#### Exercise goal
Only lines with the string "Services" matter here; gather them from the material below.
# Raw records start
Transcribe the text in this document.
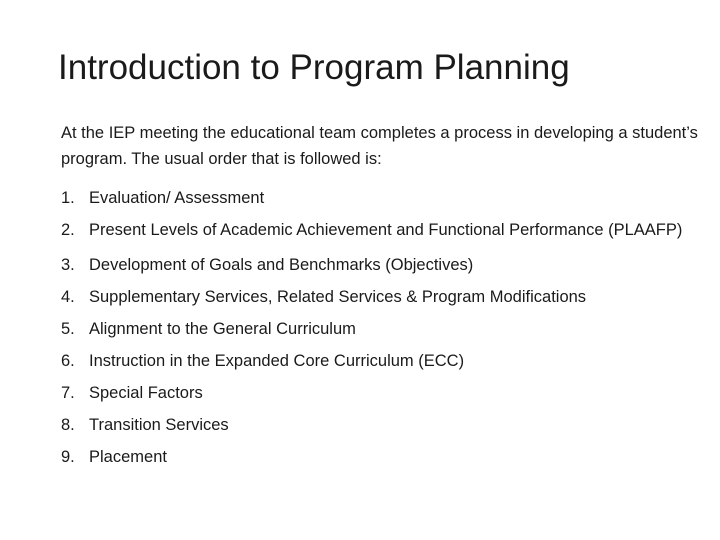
Introduction to Program Planning

At the IEP meeting the educational team completes a process in developing a student’s program. The usual order that is followed is:

1. Evaluation/ Assessment
2. Present Levels of Academic Achievement and Functional Performance (PLAAFP)
3. Development of Goals and Benchmarks (Objectives)
4. Supplementary Services, Related Services & Program Modifications
5. Alignment to the General Curriculum
6. Instruction in the Expanded Core Curriculum (ECC)
7. Special Factors
8. Transition Services
9. Placement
# Raw records end
#### Exercise response
4. Supplementary Services, Related Services & Program Modifications
8. Transition Services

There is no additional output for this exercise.